DATA FOR PROCESSING
┄┄┄┄┄┄

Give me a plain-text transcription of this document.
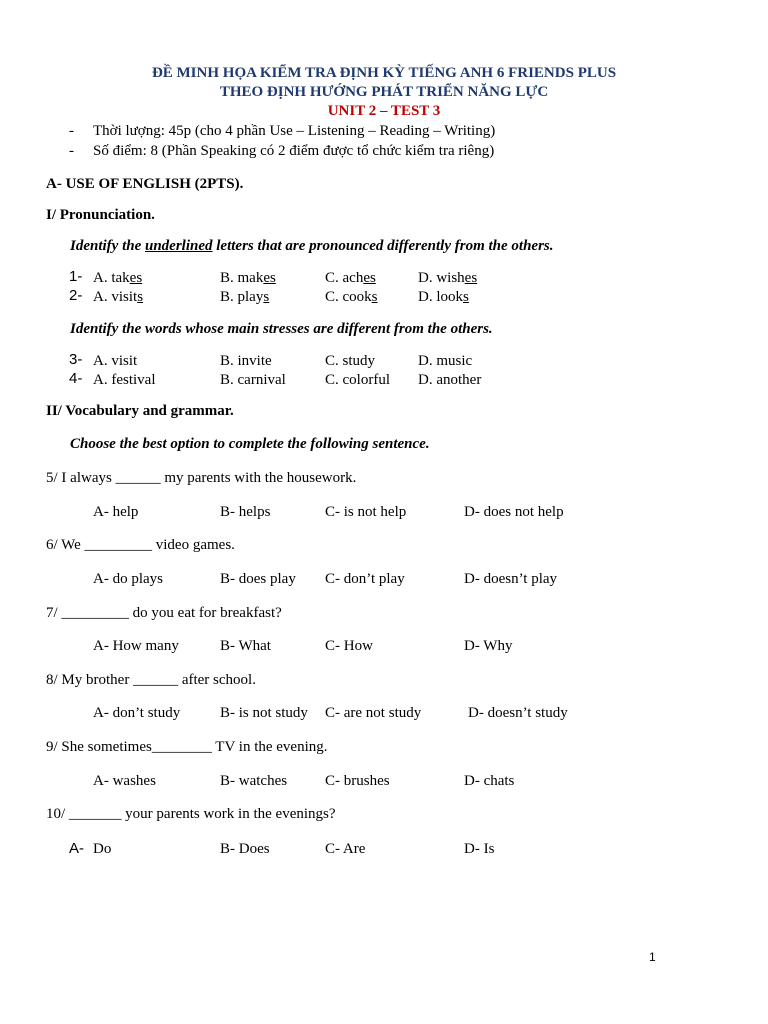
ĐỀ MINH HỌA KIỂM TRA ĐỊNH KỲ TIẾNG ANH 6 FRIENDS PLUS
THEO ĐỊNH HƯỚNG PHÁT TRIỂN NĂNG LỰC
UNIT 2 – TEST 3
- Thời lượng: 45p (cho 4 phần Use – Listening – Reading – Writing)
- Số điểm: 8 (Phần Speaking có 2 điểm được tổ chức kiểm tra riêng)
A- USE OF ENGLISH (2PTS).
I/ Pronunciation.
Identify the underlined letters that are pronounced differently from the others.
1- A. takes	B. makes	C. aches	D. wishes
2- A. visits	B. plays	C. cooks	D. looks
Identify the words whose main stresses are different from the others.
3- A. visit	B. invite	C. study	D. music
4- A. festival	B. carnival	C. colorful D. another
II/ Vocabulary and grammar.
Choose the best option to complete the following sentence.
5/ I always ______ my parents with the housework.
A- help	B- helps	C- is not help	D- does not help
6/ We _________ video games.
A- do plays	B- does play C- don’t play	D- doesn’t play
7/ _________ do you eat for breakfast?
A- How many	B- What	C- How	D- Why
8/ My brother ______ after school.
A- don’t study	B- is not study C- are not study	D- doesn’t study
9/ She sometimes________ TV in the evening.
A- washes	B- watches	C- brushes	D- chats
10/ _______ your parents work in the evenings?
A- Do	B- Does	C- Are	D- Is
1
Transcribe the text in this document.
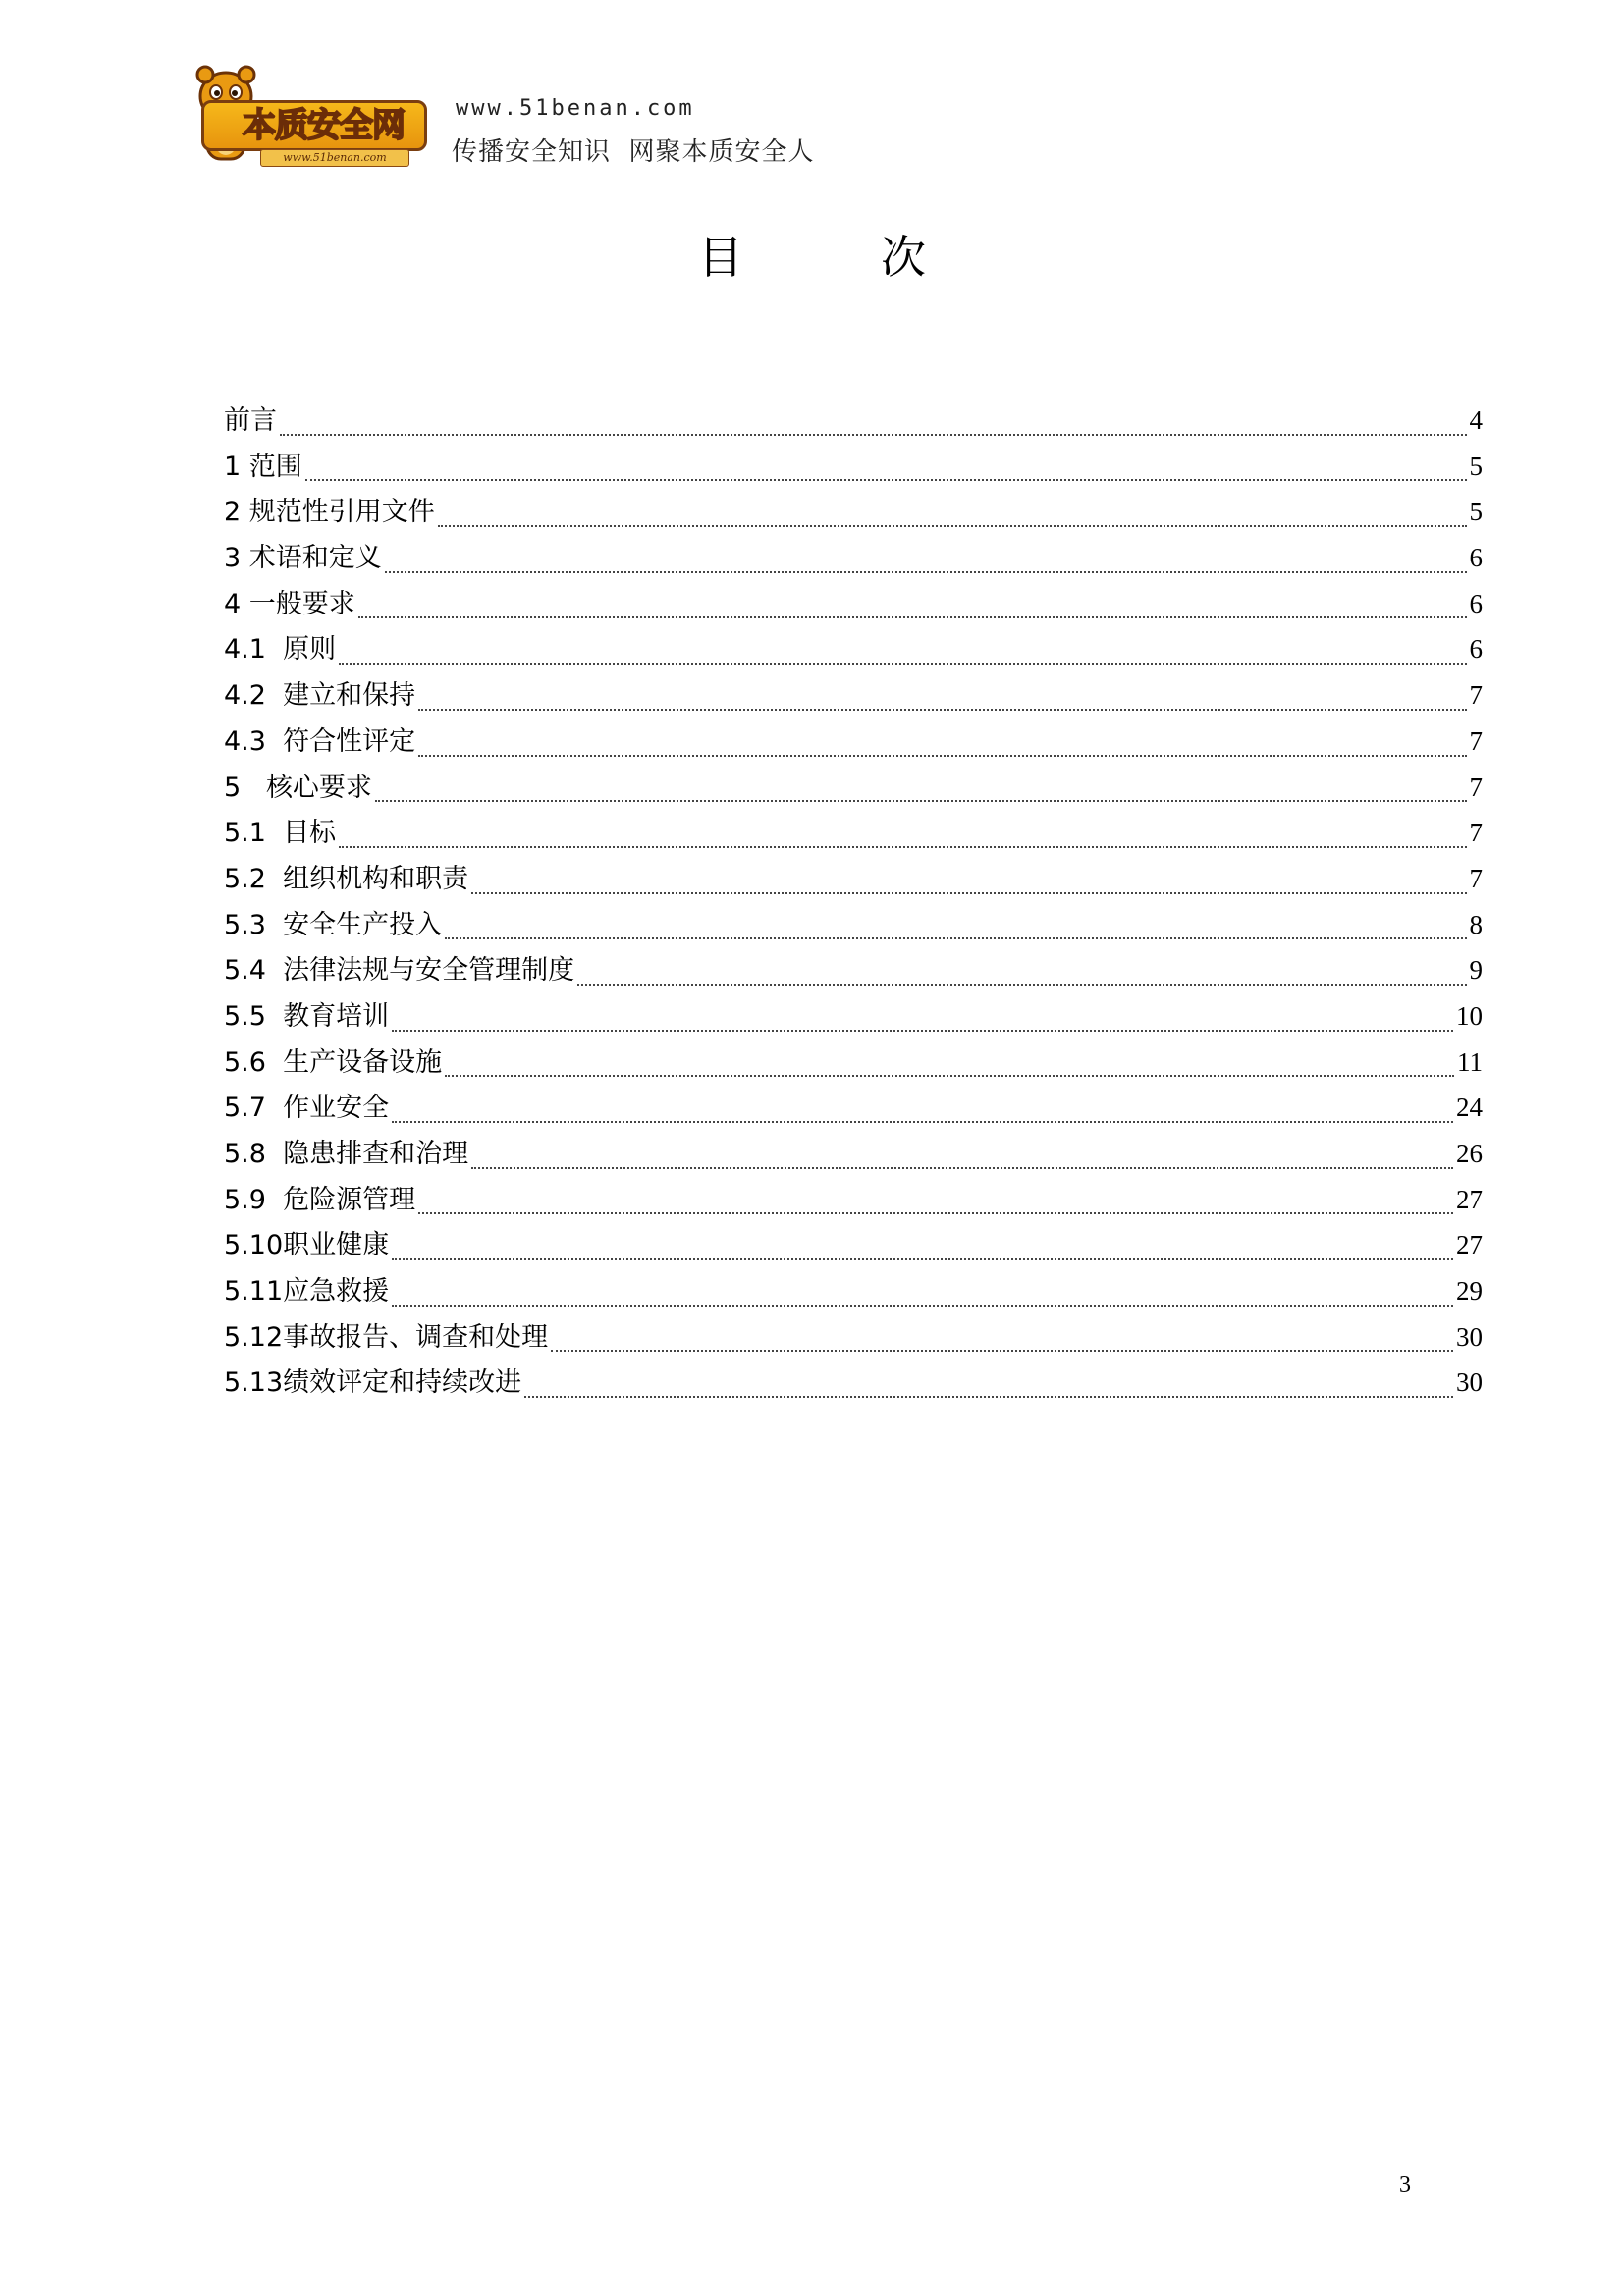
本质安全网
www.51benan.com
www.51benan.com
传播安全知识  网聚本质安全人
目	次
前言	4
1 范围	5
2 规范性引用文件	5
3 术语和定义	6
4 一般要求	6
4.1 原则	6
4.2 建立和保持	7
4.3 符合性评定	7
5 核心要求	7
5.1 目标	7
5.2 组织机构和职责	7
5.3 安全生产投入	8
5.4 法律法规与安全管理制度	9
5.5 教育培训	10
5.6 生产设备设施	11
5.7 作业安全	24
5.8 隐患排查和治理	26
5.9 危险源管理	27
5.10 职业健康	27
5.11 应急救援	29
5.12 事故报告、调查和处理	30
5.13 绩效评定和持续改进	30
3
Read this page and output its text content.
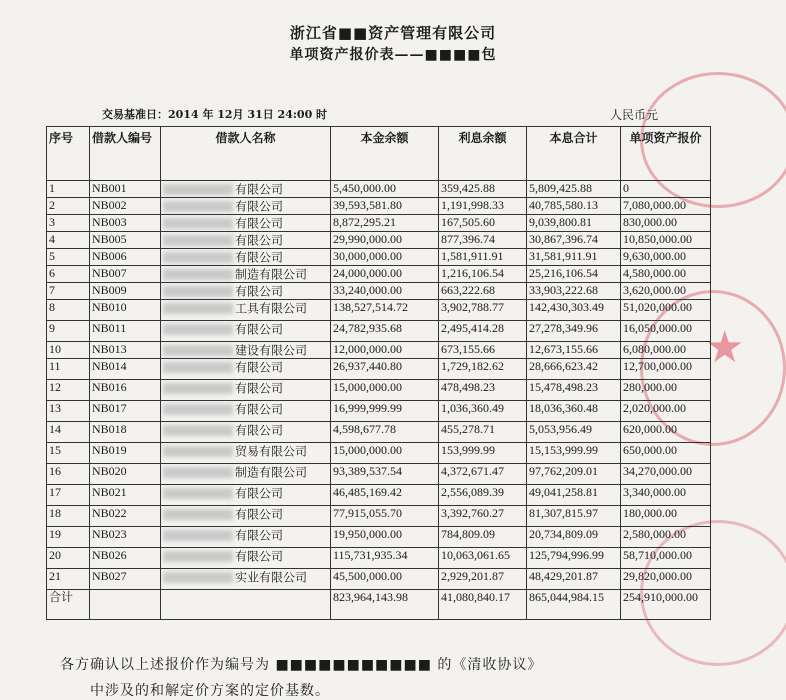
★
浙江省■■资产管理有限公司
单项资产报价表——■■■■包
交易基准日：2014 年 12月 31日 24:00 时	人民币元
序号	借款人编号	借款人名称	本金余额	利息余额	本息合计	单项资产报价
1	NB001	有限公司	5,450,000.00	359,425.88	5,809,425.88	0
2	NB002	有限公司	39,593,581.80	1,191,998.33	40,785,580.13	7,080,000.00
3	NB003	有限公司	8,872,295.21	167,505.60	9,039,800.81	830,000.00
4	NB005	有限公司	29,990,000.00	877,396.74	30,867,396.74	10,850,000.00
5	NB006	有限公司	30,000,000.00	1,581,911.91	31,581,911.91	9,630,000.00
6	NB007	制造有限公司	24,000,000.00	1,216,106.54	25,216,106.54	4,580,000.00
7	NB009	有限公司	33,240,000.00	663,222.68	33,903,222.68	3,620,000.00
8	NB010	工具有限公司	138,527,514.72	3,902,788.77	142,430,303.49	51,020,000.00
9	NB011	有限公司	24,782,935.68	2,495,414.28	27,278,349.96	16,050,000.00
10	NB013	建设有限公司	12,000,000.00	673,155.66	12,673,155.66	6,080,000.00
11	NB014	有限公司	26,937,440.80	1,729,182.62	28,666,623.42	12,700,000.00
12	NB016	有限公司	15,000,000.00	478,498.23	15,478,498.23	280,000.00
13	NB017	有限公司	16,999,999.99	1,036,360.49	18,036,360.48	2,020,000.00
14	NB018	有限公司	4,598,677.78	455,278.71	5,053,956.49	620,000.00
15	NB019	贸易有限公司	15,000,000.00	153,999.99	15,153,999.99	650,000.00
16	NB020	制造有限公司	93,389,537.54	4,372,671.47	97,762,209.01	34,270,000.00
17	NB021	有限公司	46,485,169.42	2,556,089.39	49,041,258.81	3,340,000.00
18	NB022	有限公司	77,915,055.70	3,392,760.27	81,307,815.97	180,000.00
19	NB023	有限公司	19,950,000.00	784,809.09	20,734,809.09	2,580,000.00
20	NB026	有限公司	115,731,935.34	10,063,061.65	125,794,996.99	58,710,000.00
21	NB027	实业有限公司	45,500,000.00	2,929,201.87	48,429,201.87	29,820,000.00
合计			823,964,143.98	41,080,840.17	865,044,984.15	254,910,000.00
各方确认以上述报价作为编号为 ■■■■■■■■■■■ 的《清收协议》
中涉及的和解定价方案的定价基数。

┄┄┄┄┄┄

PROBLEM TO WORK ON
Out of the records, collect only those lines that contain the string "plays".

COMPLETED TASK
2- A. visits	B. plays	C. cooks	D. looks
A- do plays	B- does play C- don’t play	D- doesn’t play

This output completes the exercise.